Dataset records
----

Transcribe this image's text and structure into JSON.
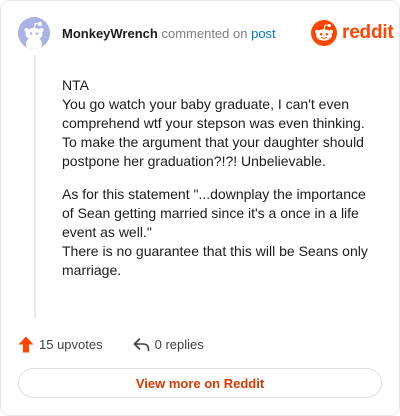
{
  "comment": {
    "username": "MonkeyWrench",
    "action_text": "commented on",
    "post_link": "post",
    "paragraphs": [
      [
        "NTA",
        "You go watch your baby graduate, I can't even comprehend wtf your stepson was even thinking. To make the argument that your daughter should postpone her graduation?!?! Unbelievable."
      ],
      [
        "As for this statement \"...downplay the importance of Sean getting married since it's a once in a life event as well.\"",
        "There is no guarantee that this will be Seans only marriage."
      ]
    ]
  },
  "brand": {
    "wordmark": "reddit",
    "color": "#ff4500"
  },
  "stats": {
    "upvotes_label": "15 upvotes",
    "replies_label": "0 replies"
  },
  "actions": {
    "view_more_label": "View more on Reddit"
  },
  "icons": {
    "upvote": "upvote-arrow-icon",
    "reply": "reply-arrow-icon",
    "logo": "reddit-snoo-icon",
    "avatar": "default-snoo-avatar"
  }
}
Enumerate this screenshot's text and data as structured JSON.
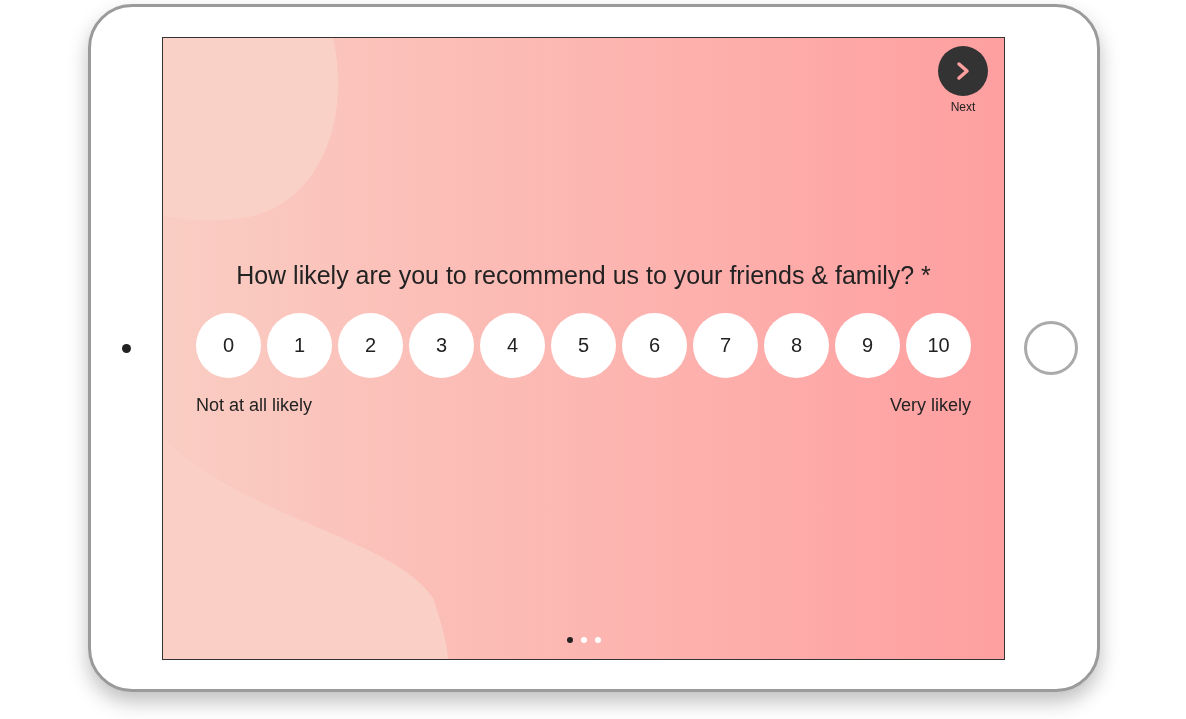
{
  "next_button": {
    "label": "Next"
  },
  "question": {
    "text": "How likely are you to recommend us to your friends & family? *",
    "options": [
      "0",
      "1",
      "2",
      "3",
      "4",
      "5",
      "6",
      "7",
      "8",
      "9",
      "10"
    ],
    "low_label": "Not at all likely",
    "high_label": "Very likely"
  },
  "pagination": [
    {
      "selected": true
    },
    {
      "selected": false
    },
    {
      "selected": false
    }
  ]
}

----

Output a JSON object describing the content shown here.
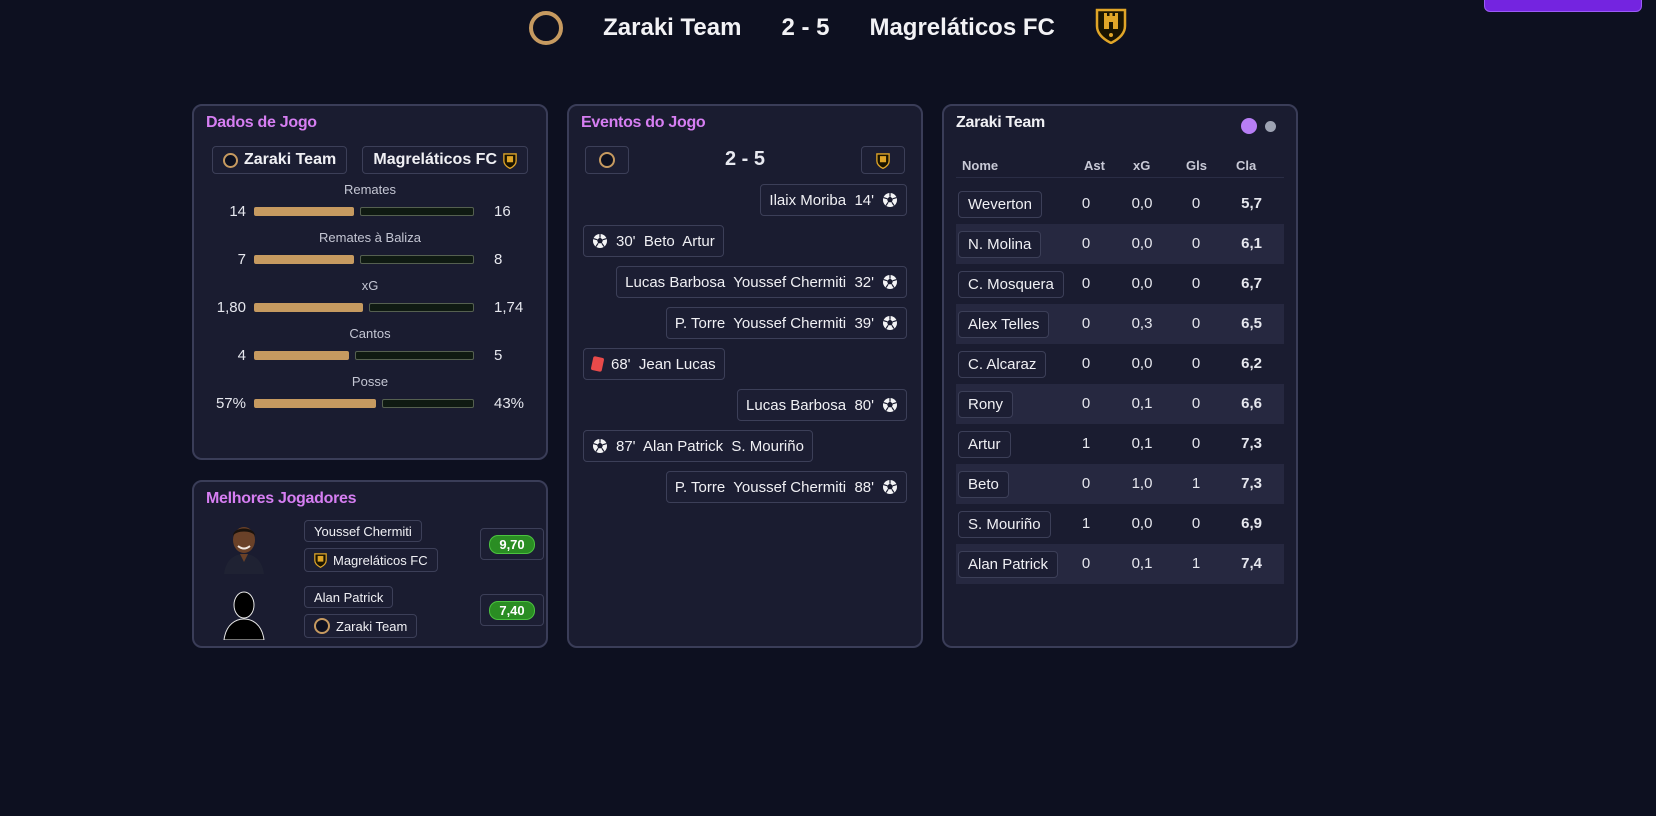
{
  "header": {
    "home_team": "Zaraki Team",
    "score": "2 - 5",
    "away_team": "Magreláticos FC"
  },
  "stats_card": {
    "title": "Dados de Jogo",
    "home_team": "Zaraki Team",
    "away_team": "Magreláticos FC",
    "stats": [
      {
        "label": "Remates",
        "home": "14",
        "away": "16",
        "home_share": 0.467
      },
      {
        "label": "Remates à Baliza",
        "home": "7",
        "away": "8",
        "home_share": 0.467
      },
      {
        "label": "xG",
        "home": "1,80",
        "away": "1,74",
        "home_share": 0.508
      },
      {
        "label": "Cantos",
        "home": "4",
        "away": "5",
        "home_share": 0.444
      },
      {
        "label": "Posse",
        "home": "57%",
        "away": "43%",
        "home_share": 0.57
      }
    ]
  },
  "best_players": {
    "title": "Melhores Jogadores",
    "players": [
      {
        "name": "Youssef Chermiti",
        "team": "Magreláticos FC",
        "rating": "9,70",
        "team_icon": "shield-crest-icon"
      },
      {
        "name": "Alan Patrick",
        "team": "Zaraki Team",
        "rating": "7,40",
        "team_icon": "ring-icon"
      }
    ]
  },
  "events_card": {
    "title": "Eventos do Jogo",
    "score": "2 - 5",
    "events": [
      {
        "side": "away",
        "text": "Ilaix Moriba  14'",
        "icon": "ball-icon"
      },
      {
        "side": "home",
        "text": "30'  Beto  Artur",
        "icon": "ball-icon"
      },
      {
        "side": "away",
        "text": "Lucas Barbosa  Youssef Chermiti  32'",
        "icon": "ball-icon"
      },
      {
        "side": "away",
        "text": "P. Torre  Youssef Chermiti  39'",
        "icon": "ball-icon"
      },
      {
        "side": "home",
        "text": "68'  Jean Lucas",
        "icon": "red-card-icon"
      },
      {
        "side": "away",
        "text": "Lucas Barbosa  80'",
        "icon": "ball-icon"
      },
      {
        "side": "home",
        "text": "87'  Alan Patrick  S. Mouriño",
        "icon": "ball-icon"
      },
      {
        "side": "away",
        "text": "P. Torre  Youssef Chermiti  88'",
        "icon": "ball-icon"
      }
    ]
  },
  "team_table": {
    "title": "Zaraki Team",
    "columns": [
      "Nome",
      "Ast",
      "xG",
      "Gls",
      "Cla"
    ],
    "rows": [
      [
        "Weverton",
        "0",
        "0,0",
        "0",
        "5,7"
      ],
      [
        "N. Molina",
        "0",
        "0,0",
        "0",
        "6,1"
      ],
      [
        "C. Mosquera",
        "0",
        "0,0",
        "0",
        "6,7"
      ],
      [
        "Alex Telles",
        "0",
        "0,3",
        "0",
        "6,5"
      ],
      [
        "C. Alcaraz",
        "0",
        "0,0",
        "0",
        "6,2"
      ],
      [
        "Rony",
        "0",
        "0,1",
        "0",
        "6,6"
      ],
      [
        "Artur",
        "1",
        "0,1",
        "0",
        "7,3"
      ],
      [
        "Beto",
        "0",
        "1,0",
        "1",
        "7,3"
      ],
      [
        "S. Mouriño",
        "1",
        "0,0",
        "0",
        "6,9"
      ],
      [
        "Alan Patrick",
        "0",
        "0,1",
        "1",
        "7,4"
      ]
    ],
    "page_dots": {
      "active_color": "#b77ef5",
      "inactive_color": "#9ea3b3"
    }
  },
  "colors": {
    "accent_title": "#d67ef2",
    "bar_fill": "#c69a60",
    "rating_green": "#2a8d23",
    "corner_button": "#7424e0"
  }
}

----

### What you should do
Copy all lines from the material that include "Mouriño".

### Full response
        "text": "87'  Alan Patrick  S. Mouriño",
        "S. Mouriño",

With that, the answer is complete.